=== MATERIAL FOR THIS EXERCISE ===

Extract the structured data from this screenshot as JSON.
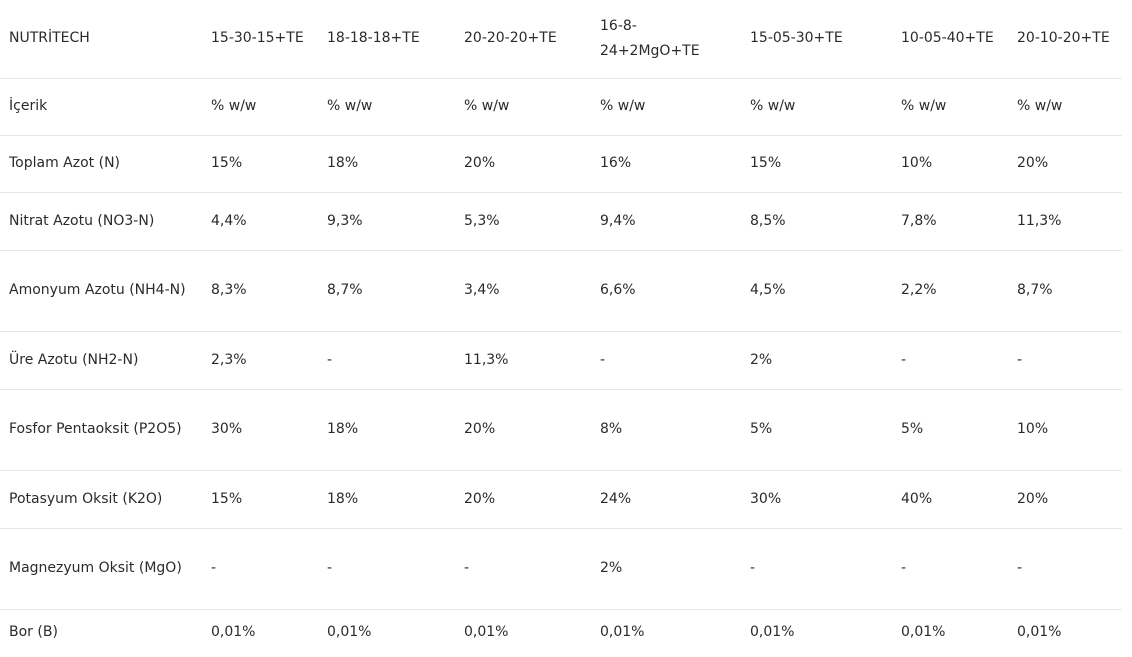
{
  "header": [
    "NUTRİTECH",
    "15-30-15+TE",
    "18-18-18+TE",
    "20-20-20+TE",
    "16-8-24+2MgO+TE",
    "15-05-30+TE",
    "10-05-40+TE",
    "20-10-20+TE"
  ],
  "rows": [
    [
      "İçerik",
      "% w/w",
      "% w/w",
      "% w/w",
      "% w/w",
      "% w/w",
      "% w/w",
      "% w/w"
    ],
    [
      "Toplam Azot (N)",
      "15%",
      "18%",
      "20%",
      "16%",
      "15%",
      "10%",
      "20%"
    ],
    [
      "Nitrat Azotu (NO3-N)",
      "4,4%",
      "9,3%",
      "5,3%",
      "9,4%",
      "8,5%",
      "7,8%",
      "11,3%"
    ],
    [
      "Amonyum Azotu (NH4-N)",
      "8,3%",
      "8,7%",
      "3,4%",
      "6,6%",
      "4,5%",
      "2,2%",
      "8,7%"
    ],
    [
      "Üre Azotu (NH2-N)",
      "2,3%",
      "-",
      "11,3%",
      "-",
      "2%",
      "-",
      "-"
    ],
    [
      "Fosfor Pentaoksit (P2O5)",
      "30%",
      "18%",
      "20%",
      "8%",
      "5%",
      "5%",
      "10%"
    ],
    [
      "Potasyum Oksit (K2O)",
      "15%",
      "18%",
      "20%",
      "24%",
      "30%",
      "40%",
      "20%"
    ],
    [
      "Magnezyum Oksit (MgO)",
      "-",
      "-",
      "-",
      "2%",
      "-",
      "-",
      "-"
    ],
    [
      "Bor (B)",
      "0,01%",
      "0,01%",
      "0,01%",
      "0,01%",
      "0,01%",
      "0,01%",
      "0,01%"
    ]
  ]
}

===

:: GOAL OF THE EXERCISE ::
Return only the number of lines in the data above that include the word "Azotu".

:: PROBLEM SOLUTION ::
3